>> Start GIVEN DATA

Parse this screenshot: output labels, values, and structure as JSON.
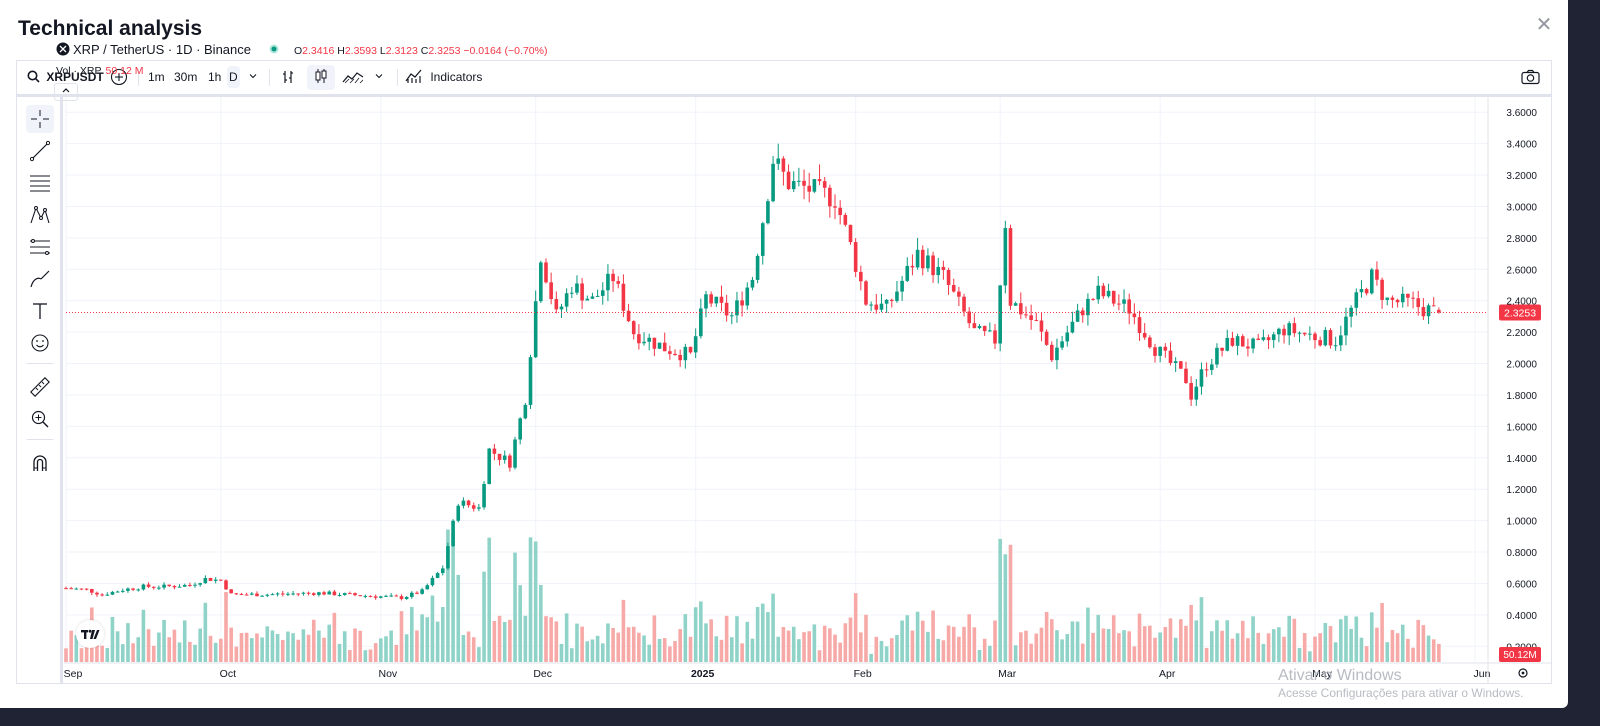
{
  "modal": {
    "title": "Technical analysis",
    "close_icon": "close-icon"
  },
  "toolbar": {
    "symbol": "XRPUSDT",
    "intervals": [
      "1m",
      "30m",
      "1h",
      "D"
    ],
    "active_interval": "D",
    "indicators_label": "Indicators"
  },
  "legend": {
    "title": "XRP / TetherUS · 1D · Binance",
    "open_label": "O",
    "open": "2.3416",
    "high_label": "H",
    "high": "2.3593",
    "low_label": "L",
    "low": "2.3123",
    "close_label": "C",
    "close": "2.3253",
    "change": "−0.0164 (−0.70%)",
    "volume_label": "Vol · XRP",
    "volume_value": "50.12 M"
  },
  "watermark": {
    "line1": "Ativar o Windows",
    "line2": "Acesse Configurações para ativar o Windows."
  },
  "colors": {
    "up": "#089981",
    "down": "#f23645",
    "vol_up": "#8fd3c8",
    "vol_down": "#f7a9a7",
    "grid": "#f0f3fa"
  },
  "chart_data": {
    "type": "candlestick",
    "title": "XRP / TetherUS · 1D · Binance",
    "price_axis": {
      "ticks": [
        "3.6000",
        "3.4000",
        "3.2000",
        "3.0000",
        "2.8000",
        "2.6000",
        "2.4000",
        "2.2000",
        "2.0000",
        "1.8000",
        "1.6000",
        "1.4000",
        "1.2000",
        "1.0000",
        "0.8000",
        "0.6000",
        "0.4000",
        "0.2000"
      ],
      "range": [
        0.1,
        3.7
      ],
      "last_price": "2.3253",
      "last_volume": "50.12M"
    },
    "time_axis": {
      "ticks": [
        {
          "label": "Sep",
          "date": "2024-09-01"
        },
        {
          "label": "Oct",
          "date": "2024-10-01"
        },
        {
          "label": "Nov",
          "date": "2024-11-01"
        },
        {
          "label": "Dec",
          "date": "2024-12-01"
        },
        {
          "label": "2025",
          "date": "2025-01-01"
        },
        {
          "label": "Feb",
          "date": "2025-02-01"
        },
        {
          "label": "Mar",
          "date": "2025-03-01"
        },
        {
          "label": "Apr",
          "date": "2025-04-01"
        },
        {
          "label": "May",
          "date": "2025-05-01"
        },
        {
          "label": "Jun",
          "date": "2025-06-01"
        }
      ],
      "range": [
        "2024-09-01",
        "2025-06-01"
      ]
    },
    "grid": true,
    "close_trend": [
      {
        "date": "2024-09-01",
        "close": 0.57
      },
      {
        "date": "2024-09-05",
        "close": 0.56
      },
      {
        "date": "2024-09-08",
        "close": 0.53
      },
      {
        "date": "2024-09-12",
        "close": 0.56
      },
      {
        "date": "2024-09-16",
        "close": 0.58
      },
      {
        "date": "2024-09-20",
        "close": 0.58
      },
      {
        "date": "2024-09-25",
        "close": 0.59
      },
      {
        "date": "2024-09-28",
        "close": 0.63
      },
      {
        "date": "2024-10-01",
        "close": 0.62
      },
      {
        "date": "2024-10-03",
        "close": 0.53
      },
      {
        "date": "2024-10-10",
        "close": 0.53
      },
      {
        "date": "2024-10-20",
        "close": 0.54
      },
      {
        "date": "2024-10-30",
        "close": 0.52
      },
      {
        "date": "2024-11-05",
        "close": 0.51
      },
      {
        "date": "2024-11-09",
        "close": 0.55
      },
      {
        "date": "2024-11-13",
        "close": 0.7
      },
      {
        "date": "2024-11-16",
        "close": 1.12
      },
      {
        "date": "2024-11-20",
        "close": 1.08
      },
      {
        "date": "2024-11-22",
        "close": 1.45
      },
      {
        "date": "2024-11-26",
        "close": 1.37
      },
      {
        "date": "2024-11-29",
        "close": 1.78
      },
      {
        "date": "2024-12-02",
        "close": 2.7
      },
      {
        "date": "2024-12-05",
        "close": 2.3
      },
      {
        "date": "2024-12-08",
        "close": 2.5
      },
      {
        "date": "2024-12-12",
        "close": 2.4
      },
      {
        "date": "2024-12-16",
        "close": 2.55
      },
      {
        "date": "2024-12-20",
        "close": 2.2
      },
      {
        "date": "2024-12-26",
        "close": 2.1
      },
      {
        "date": "2024-12-31",
        "close": 2.05
      },
      {
        "date": "2025-01-03",
        "close": 2.42
      },
      {
        "date": "2025-01-08",
        "close": 2.3
      },
      {
        "date": "2025-01-12",
        "close": 2.55
      },
      {
        "date": "2025-01-15",
        "close": 3.1
      },
      {
        "date": "2025-01-16",
        "close": 3.3
      },
      {
        "date": "2025-01-19",
        "close": 3.15
      },
      {
        "date": "2025-01-24",
        "close": 3.1
      },
      {
        "date": "2025-01-28",
        "close": 3.05
      },
      {
        "date": "2025-01-31",
        "close": 2.75
      },
      {
        "date": "2025-02-03",
        "close": 2.4
      },
      {
        "date": "2025-02-07",
        "close": 2.35
      },
      {
        "date": "2025-02-13",
        "close": 2.7
      },
      {
        "date": "2025-02-18",
        "close": 2.55
      },
      {
        "date": "2025-02-24",
        "close": 2.2
      },
      {
        "date": "2025-02-28",
        "close": 2.15
      },
      {
        "date": "2025-03-02",
        "close": 2.9
      },
      {
        "date": "2025-03-03",
        "close": 2.4
      },
      {
        "date": "2025-03-08",
        "close": 2.25
      },
      {
        "date": "2025-03-11",
        "close": 2.05
      },
      {
        "date": "2025-03-17",
        "close": 2.35
      },
      {
        "date": "2025-03-20",
        "close": 2.45
      },
      {
        "date": "2025-03-26",
        "close": 2.35
      },
      {
        "date": "2025-03-31",
        "close": 2.1
      },
      {
        "date": "2025-04-06",
        "close": 1.9
      },
      {
        "date": "2025-04-07",
        "close": 1.8
      },
      {
        "date": "2025-04-10",
        "close": 2.0
      },
      {
        "date": "2025-04-15",
        "close": 2.15
      },
      {
        "date": "2025-04-20",
        "close": 2.1
      },
      {
        "date": "2025-04-25",
        "close": 2.22
      },
      {
        "date": "2025-04-30",
        "close": 2.18
      },
      {
        "date": "2025-05-05",
        "close": 2.15
      },
      {
        "date": "2025-05-09",
        "close": 2.4
      },
      {
        "date": "2025-05-12",
        "close": 2.55
      },
      {
        "date": "2025-05-15",
        "close": 2.4
      },
      {
        "date": "2025-05-20",
        "close": 2.38
      },
      {
        "date": "2025-05-22",
        "close": 2.35
      },
      {
        "date": "2025-05-25",
        "close": 2.3253
      }
    ]
  }
}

>> End GIVEN DATA

Restate the data above exactly, stripping out each image.

Parse this screenshot: output labels, values, and structure as JSON.
{
  "modal": {
    "title": "Technical analysis",
    "close_icon": "close-icon"
  },
  "toolbar": {
    "symbol": "XRPUSDT",
    "intervals": [
      "1m",
      "30m",
      "1h",
      "D"
    ],
    "active_interval": "D",
    "indicators_label": "Indicators"
  },
  "legend": {
    "title": "XRP / TetherUS · 1D · Binance",
    "open_label": "O",
    "open": "2.3416",
    "high_label": "H",
    "high": "2.3593",
    "low_label": "L",
    "low": "2.3123",
    "close_label": "C",
    "close": "2.3253",
    "change": "−0.0164 (−0.70%)",
    "volume_label": "Vol · XRP",
    "volume_value": "50.12 M"
  },
  "watermark": {
    "line1": "Ativar o Windows",
    "line2": "Acesse Configurações para ativar o Windows."
  },
  "colors": {
    "up": "#089981",
    "down": "#f23645",
    "vol_up": "#8fd3c8",
    "vol_down": "#f7a9a7",
    "grid": "#f0f3fa"
  },
  "chart_data": {
    "type": "candlestick",
    "title": "XRP / TetherUS · 1D · Binance",
    "price_axis": {
      "ticks": [
        "3.6000",
        "3.4000",
        "3.2000",
        "3.0000",
        "2.8000",
        "2.6000",
        "2.4000",
        "2.2000",
        "2.0000",
        "1.8000",
        "1.6000",
        "1.4000",
        "1.2000",
        "1.0000",
        "0.8000",
        "0.6000",
        "0.4000",
        "0.2000"
      ],
      "range": [
        0.1,
        3.7
      ],
      "last_price": "2.3253",
      "last_volume": "50.12M"
    },
    "time_axis": {
      "ticks": [
        {
          "label": "Sep",
          "date": "2024-09-01"
        },
        {
          "label": "Oct",
          "date": "2024-10-01"
        },
        {
          "label": "Nov",
          "date": "2024-11-01"
        },
        {
          "label": "Dec",
          "date": "2024-12-01"
        },
        {
          "label": "2025",
          "date": "2025-01-01"
        },
        {
          "label": "Feb",
          "date": "2025-02-01"
        },
        {
          "label": "Mar",
          "date": "2025-03-01"
        },
        {
          "label": "Apr",
          "date": "2025-04-01"
        },
        {
          "label": "May",
          "date": "2025-05-01"
        },
        {
          "label": "Jun",
          "date": "2025-06-01"
        }
      ],
      "range": [
        "2024-09-01",
        "2025-06-01"
      ]
    },
    "grid": true,
    "close_trend": [
      {
        "date": "2024-09-01",
        "close": 0.57
      },
      {
        "date": "2024-09-05",
        "close": 0.56
      },
      {
        "date": "2024-09-08",
        "close": 0.53
      },
      {
        "date": "2024-09-12",
        "close": 0.56
      },
      {
        "date": "2024-09-16",
        "close": 0.58
      },
      {
        "date": "2024-09-20",
        "close": 0.58
      },
      {
        "date": "2024-09-25",
        "close": 0.59
      },
      {
        "date": "2024-09-28",
        "close": 0.63
      },
      {
        "date": "2024-10-01",
        "close": 0.62
      },
      {
        "date": "2024-10-03",
        "close": 0.53
      },
      {
        "date": "2024-10-10",
        "close": 0.53
      },
      {
        "date": "2024-10-20",
        "close": 0.54
      },
      {
        "date": "2024-10-30",
        "close": 0.52
      },
      {
        "date": "2024-11-05",
        "close": 0.51
      },
      {
        "date": "2024-11-09",
        "close": 0.55
      },
      {
        "date": "2024-11-13",
        "close": 0.7
      },
      {
        "date": "2024-11-16",
        "close": 1.12
      },
      {
        "date": "2024-11-20",
        "close": 1.08
      },
      {
        "date": "2024-11-22",
        "close": 1.45
      },
      {
        "date": "2024-11-26",
        "close": 1.37
      },
      {
        "date": "2024-11-29",
        "close": 1.78
      },
      {
        "date": "2024-12-02",
        "close": 2.7
      },
      {
        "date": "2024-12-05",
        "close": 2.3
      },
      {
        "date": "2024-12-08",
        "close": 2.5
      },
      {
        "date": "2024-12-12",
        "close": 2.4
      },
      {
        "date": "2024-12-16",
        "close": 2.55
      },
      {
        "date": "2024-12-20",
        "close": 2.2
      },
      {
        "date": "2024-12-26",
        "close": 2.1
      },
      {
        "date": "2024-12-31",
        "close": 2.05
      },
      {
        "date": "2025-01-03",
        "close": 2.42
      },
      {
        "date": "2025-01-08",
        "close": 2.3
      },
      {
        "date": "2025-01-12",
        "close": 2.55
      },
      {
        "date": "2025-01-15",
        "close": 3.1
      },
      {
        "date": "2025-01-16",
        "close": 3.3
      },
      {
        "date": "2025-01-19",
        "close": 3.15
      },
      {
        "date": "2025-01-24",
        "close": 3.1
      },
      {
        "date": "2025-01-28",
        "close": 3.05
      },
      {
        "date": "2025-01-31",
        "close": 2.75
      },
      {
        "date": "2025-02-03",
        "close": 2.4
      },
      {
        "date": "2025-02-07",
        "close": 2.35
      },
      {
        "date": "2025-02-13",
        "close": 2.7
      },
      {
        "date": "2025-02-18",
        "close": 2.55
      },
      {
        "date": "2025-02-24",
        "close": 2.2
      },
      {
        "date": "2025-02-28",
        "close": 2.15
      },
      {
        "date": "2025-03-02",
        "close": 2.9
      },
      {
        "date": "2025-03-03",
        "close": 2.4
      },
      {
        "date": "2025-03-08",
        "close": 2.25
      },
      {
        "date": "2025-03-11",
        "close": 2.05
      },
      {
        "date": "2025-03-17",
        "close": 2.35
      },
      {
        "date": "2025-03-20",
        "close": 2.45
      },
      {
        "date": "2025-03-26",
        "close": 2.35
      },
      {
        "date": "2025-03-31",
        "close": 2.1
      },
      {
        "date": "2025-04-06",
        "close": 1.9
      },
      {
        "date": "2025-04-07",
        "close": 1.8
      },
      {
        "date": "2025-04-10",
        "close": 2.0
      },
      {
        "date": "2025-04-15",
        "close": 2.15
      },
      {
        "date": "2025-04-20",
        "close": 2.1
      },
      {
        "date": "2025-04-25",
        "close": 2.22
      },
      {
        "date": "2025-04-30",
        "close": 2.18
      },
      {
        "date": "2025-05-05",
        "close": 2.15
      },
      {
        "date": "2025-05-09",
        "close": 2.4
      },
      {
        "date": "2025-05-12",
        "close": 2.55
      },
      {
        "date": "2025-05-15",
        "close": 2.4
      },
      {
        "date": "2025-05-20",
        "close": 2.38
      },
      {
        "date": "2025-05-22",
        "close": 2.35
      },
      {
        "date": "2025-05-25",
        "close": 2.3253
      }
    ]
  }
}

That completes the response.